* [Aim of the exercise] Reproduce the data exactly and drop any pictures it holds.

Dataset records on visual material
________________________________________

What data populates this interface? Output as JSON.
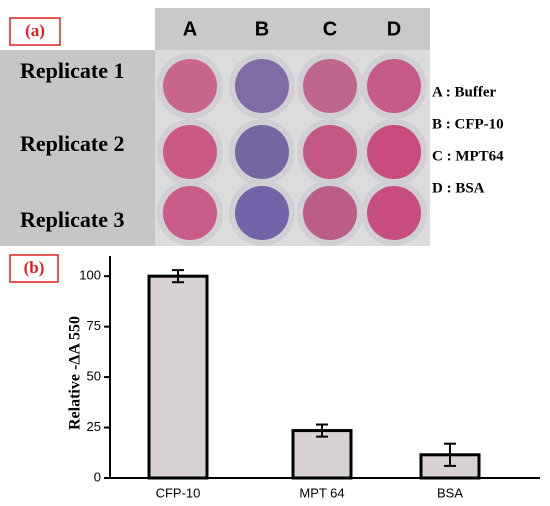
{
  "panel_labels": [
    "(a)",
    "(b)"
  ],
  "plate": {
    "columns": [
      "A",
      "B",
      "C",
      "D"
    ],
    "rows": [
      "Replicate 1",
      "Replicate 2",
      "Replicate 3"
    ],
    "legend": [
      "A : Buffer",
      "B : CFP-10",
      "C : MPT64",
      "D : BSA"
    ]
  },
  "chart_data": {
    "type": "bar",
    "y_label": "Relative -ΔA 550",
    "categories": [
      "CFP-10",
      "MPT 64",
      "BSA"
    ],
    "values": [
      100,
      23.5,
      11.5
    ],
    "errors": [
      3,
      3,
      5.5
    ],
    "color": "#d8d2d5",
    "ylim": [
      0,
      110
    ],
    "yticks": [
      0,
      25,
      50,
      75,
      100
    ]
  }
}
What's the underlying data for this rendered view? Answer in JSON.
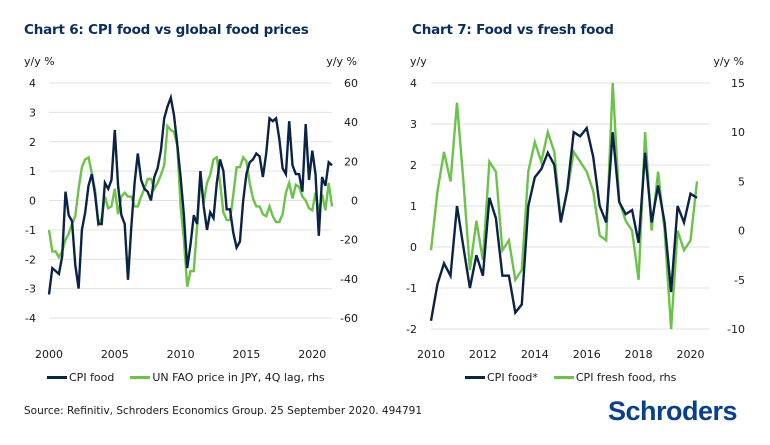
{
  "colors": {
    "navy": "#0b2344",
    "green": "#6cc24a",
    "title": "#0b2d5b",
    "logo": "#0b3f8c",
    "grid": "#e2e2e2"
  },
  "source": "Source: Refinitiv, Schroders Economics Group. 25 September 2020. 494791",
  "logo": "Schroders",
  "chart_data": [
    {
      "type": "line",
      "title": "Chart 6: CPI food vs global food prices",
      "ylabel": "y/y %",
      "y2label": "y/y %",
      "ylim": [
        -4,
        4
      ],
      "y2lim": [
        -60,
        60
      ],
      "yticks": [
        "4",
        "3",
        "2",
        "1",
        "0",
        "-1",
        "-2",
        "-3",
        "-4"
      ],
      "y2ticks": [
        "60",
        "40",
        "20",
        "0",
        "-20",
        "-40",
        "-60"
      ],
      "xlim": [
        2000,
        2021.5
      ],
      "xticks": [
        "2000",
        "2005",
        "2010",
        "2015",
        "2020"
      ],
      "grid": true,
      "legend_position": "bottom",
      "series": [
        {
          "name": "CPI food",
          "axis": "left",
          "color": "#0b2344",
          "start": 2000.0,
          "step": 0.25,
          "values": [
            -3.2,
            -2.3,
            -2.4,
            -2.5,
            -1.9,
            0.3,
            -0.5,
            -0.7,
            -2.2,
            -3.0,
            -1.0,
            -0.4,
            0.5,
            0.9,
            0.2,
            -0.8,
            -0.8,
            0.6,
            0.4,
            0.7,
            2.4,
            0.5,
            -0.5,
            -0.8,
            -2.7,
            -0.9,
            0.6,
            1.6,
            0.7,
            0.4,
            0.3,
            0.0,
            0.8,
            1.1,
            1.7,
            2.8,
            3.2,
            3.5,
            2.9,
            1.9,
            0.8,
            -0.5,
            -2.3,
            -1.5,
            -0.5,
            -0.8,
            1.0,
            -0.2,
            -1.0,
            -0.4,
            -0.6,
            0.6,
            1.4,
            1.0,
            -0.3,
            -0.3,
            -1.1,
            -1.6,
            -1.4,
            0.0,
            0.9,
            1.3,
            1.4,
            1.6,
            1.5,
            0.8,
            1.6,
            2.8,
            2.7,
            2.8,
            2.1,
            1.1,
            0.9,
            2.7,
            1.2,
            0.9,
            0.9,
            0.3,
            2.6,
            0.7,
            1.7,
            0.9,
            -1.2,
            0.8,
            0.5,
            1.3,
            1.2
          ]
        },
        {
          "name": "UN FAO price in JPY, 4Q lag, rhs",
          "axis": "right",
          "color": "#6cc24a",
          "start": 2000.0,
          "step": 0.25,
          "values": [
            -15,
            -26,
            -26,
            -29,
            -26,
            -20,
            -17,
            -12,
            -8,
            6,
            17,
            21,
            22,
            14,
            5,
            -12,
            -9,
            2,
            -4,
            -3,
            6,
            -7,
            2,
            4,
            2,
            2,
            -3,
            -3,
            2,
            6,
            11,
            11,
            6,
            9,
            13,
            18,
            38,
            36,
            35,
            28,
            -3,
            -20,
            -44,
            -36,
            -36,
            -13,
            11,
            -1,
            9,
            13,
            21,
            22,
            9,
            -6,
            -10,
            -10,
            3,
            17,
            17,
            22,
            20,
            9,
            1,
            -3,
            -3,
            -7,
            -8,
            -3,
            -8,
            -11,
            -11,
            -7,
            4,
            9,
            1,
            8,
            7,
            2,
            0,
            -4,
            -5,
            4,
            -6,
            3,
            -5,
            9,
            -3
          ]
        }
      ]
    },
    {
      "type": "line",
      "title": "Chart 7: Food vs fresh food",
      "ylabel": "y/y",
      "y2label": "y/y %",
      "ylim": [
        -2,
        4
      ],
      "y2lim": [
        -10,
        15
      ],
      "yticks": [
        "4",
        "3",
        "2",
        "1",
        "0",
        "-1",
        "-2"
      ],
      "y2ticks": [
        "15",
        "10",
        "5",
        "0",
        "-5",
        "-10"
      ],
      "xlim": [
        2010,
        2020.75
      ],
      "xticks": [
        "2010",
        "2012",
        "2014",
        "2016",
        "2018",
        "2020"
      ],
      "grid": true,
      "legend_position": "bottom",
      "series": [
        {
          "name": "CPI food*",
          "axis": "left",
          "color": "#0b2344",
          "start": 2010.0,
          "step": 0.25,
          "values": [
            -1.8,
            -0.9,
            -0.4,
            -0.7,
            1.0,
            0.0,
            -1.0,
            -0.2,
            -0.7,
            1.2,
            0.7,
            -0.7,
            -0.7,
            -1.6,
            -1.4,
            1.0,
            1.7,
            1.9,
            2.3,
            2.0,
            0.6,
            1.4,
            2.8,
            2.7,
            2.9,
            2.2,
            1.0,
            0.6,
            2.8,
            1.1,
            0.8,
            0.9,
            0.1,
            2.3,
            0.6,
            1.5,
            0.6,
            -1.1,
            1.0,
            0.6,
            1.3,
            1.2
          ]
        },
        {
          "name": "CPI fresh food, rhs",
          "axis": "right",
          "color": "#6cc24a",
          "start": 2010.0,
          "step": 0.25,
          "values": [
            -2,
            4,
            8,
            5,
            13,
            5,
            -4,
            1,
            -3,
            7,
            6,
            -2,
            -1,
            -5,
            -4,
            6,
            9,
            7,
            10,
            8,
            1,
            4,
            8,
            7,
            6,
            4,
            -0.5,
            -1,
            15,
            3,
            1,
            0,
            -5,
            10,
            0,
            6,
            0,
            -10,
            0,
            -2,
            -1,
            5
          ]
        }
      ]
    }
  ]
}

________________________________________

* [Exercise result]
What data populates this interface? Output as JSON.
{
  "panel_labels": [
    "(a)",
    "(b)"
  ],
  "plate": {
    "columns": [
      "A",
      "B",
      "C",
      "D"
    ],
    "rows": [
      "Replicate 1",
      "Replicate 2",
      "Replicate 3"
    ],
    "legend": [
      "A : Buffer",
      "B : CFP-10",
      "C : MPT64",
      "D : BSA"
    ]
  },
  "chart_data": {
    "type": "bar",
    "y_label": "Relative -ΔA 550",
    "categories": [
      "CFP-10",
      "MPT 64",
      "BSA"
    ],
    "values": [
      100,
      23.5,
      11.5
    ],
    "errors": [
      3,
      3,
      5.5
    ],
    "color": "#d8d2d5",
    "ylim": [
      0,
      110
    ],
    "yticks": [
      0,
      25,
      50,
      75,
      100
    ]
  }
}
What's the underlying data for this rendered view? Answer in JSON.
{
  "colors": {
    "navy": "#0b2344",
    "green": "#6cc24a",
    "title": "#0b2d5b",
    "logo": "#0b3f8c",
    "grid": "#e2e2e2"
  },
  "source": "Source: Refinitiv, Schroders Economics Group. 25 September 2020. 494791",
  "logo": "Schroders",
  "chart_data": [
    {
      "type": "line",
      "title": "Chart 6: CPI food vs global food prices",
      "ylabel": "y/y %",
      "y2label": "y/y %",
      "ylim": [
        -4,
        4
      ],
      "y2lim": [
        -60,
        60
      ],
      "yticks": [
        "4",
        "3",
        "2",
        "1",
        "0",
        "-1",
        "-2",
        "-3",
        "-4"
      ],
      "y2ticks": [
        "60",
        "40",
        "20",
        "0",
        "-20",
        "-40",
        "-60"
      ],
      "xlim": [
        2000,
        2021.5
      ],
      "xticks": [
        "2000",
        "2005",
        "2010",
        "2015",
        "2020"
      ],
      "grid": true,
      "legend_position": "bottom",
      "series": [
        {
          "name": "CPI food",
          "axis": "left",
          "color": "#0b2344",
          "start": 2000.0,
          "step": 0.25,
          "values": [
            -3.2,
            -2.3,
            -2.4,
            -2.5,
            -1.9,
            0.3,
            -0.5,
            -0.7,
            -2.2,
            -3.0,
            -1.0,
            -0.4,
            0.5,
            0.9,
            0.2,
            -0.8,
            -0.8,
            0.6,
            0.4,
            0.7,
            2.4,
            0.5,
            -0.5,
            -0.8,
            -2.7,
            -0.9,
            0.6,
            1.6,
            0.7,
            0.4,
            0.3,
            0.0,
            0.8,
            1.1,
            1.7,
            2.8,
            3.2,
            3.5,
            2.9,
            1.9,
            0.8,
            -0.5,
            -2.3,
            -1.5,
            -0.5,
            -0.8,
            1.0,
            -0.2,
            -1.0,
            -0.4,
            -0.6,
            0.6,
            1.4,
            1.0,
            -0.3,
            -0.3,
            -1.1,
            -1.6,
            -1.4,
            0.0,
            0.9,
            1.3,
            1.4,
            1.6,
            1.5,
            0.8,
            1.6,
            2.8,
            2.7,
            2.8,
            2.1,
            1.1,
            0.9,
            2.7,
            1.2,
            0.9,
            0.9,
            0.3,
            2.6,
            0.7,
            1.7,
            0.9,
            -1.2,
            0.8,
            0.5,
            1.3,
            1.2
          ]
        },
        {
          "name": "UN FAO price in JPY, 4Q lag, rhs",
          "axis": "right",
          "color": "#6cc24a",
          "start": 2000.0,
          "step": 0.25,
          "values": [
            -15,
            -26,
            -26,
            -29,
            -26,
            -20,
            -17,
            -12,
            -8,
            6,
            17,
            21,
            22,
            14,
            5,
            -12,
            -9,
            2,
            -4,
            -3,
            6,
            -7,
            2,
            4,
            2,
            2,
            -3,
            -3,
            2,
            6,
            11,
            11,
            6,
            9,
            13,
            18,
            38,
            36,
            35,
            28,
            -3,
            -20,
            -44,
            -36,
            -36,
            -13,
            11,
            -1,
            9,
            13,
            21,
            22,
            9,
            -6,
            -10,
            -10,
            3,
            17,
            17,
            22,
            20,
            9,
            1,
            -3,
            -3,
            -7,
            -8,
            -3,
            -8,
            -11,
            -11,
            -7,
            4,
            9,
            1,
            8,
            7,
            2,
            0,
            -4,
            -5,
            4,
            -6,
            3,
            -5,
            9,
            -3
          ]
        }
      ]
    },
    {
      "type": "line",
      "title": "Chart 7: Food vs fresh food",
      "ylabel": "y/y",
      "y2label": "y/y %",
      "ylim": [
        -2,
        4
      ],
      "y2lim": [
        -10,
        15
      ],
      "yticks": [
        "4",
        "3",
        "2",
        "1",
        "0",
        "-1",
        "-2"
      ],
      "y2ticks": [
        "15",
        "10",
        "5",
        "0",
        "-5",
        "-10"
      ],
      "xlim": [
        2010,
        2020.75
      ],
      "xticks": [
        "2010",
        "2012",
        "2014",
        "2016",
        "2018",
        "2020"
      ],
      "grid": true,
      "legend_position": "bottom",
      "series": [
        {
          "name": "CPI food*",
          "axis": "left",
          "color": "#0b2344",
          "start": 2010.0,
          "step": 0.25,
          "values": [
            -1.8,
            -0.9,
            -0.4,
            -0.7,
            1.0,
            0.0,
            -1.0,
            -0.2,
            -0.7,
            1.2,
            0.7,
            -0.7,
            -0.7,
            -1.6,
            -1.4,
            1.0,
            1.7,
            1.9,
            2.3,
            2.0,
            0.6,
            1.4,
            2.8,
            2.7,
            2.9,
            2.2,
            1.0,
            0.6,
            2.8,
            1.1,
            0.8,
            0.9,
            0.1,
            2.3,
            0.6,
            1.5,
            0.6,
            -1.1,
            1.0,
            0.6,
            1.3,
            1.2
          ]
        },
        {
          "name": "CPI fresh food, rhs",
          "axis": "right",
          "color": "#6cc24a",
          "start": 2010.0,
          "step": 0.25,
          "values": [
            -2,
            4,
            8,
            5,
            13,
            5,
            -4,
            1,
            -3,
            7,
            6,
            -2,
            -1,
            -5,
            -4,
            6,
            9,
            7,
            10,
            8,
            1,
            4,
            8,
            7,
            6,
            4,
            -0.5,
            -1,
            15,
            3,
            1,
            0,
            -5,
            10,
            0,
            6,
            0,
            -10,
            0,
            -2,
            -1,
            5
          ]
        }
      ]
    }
  ]
}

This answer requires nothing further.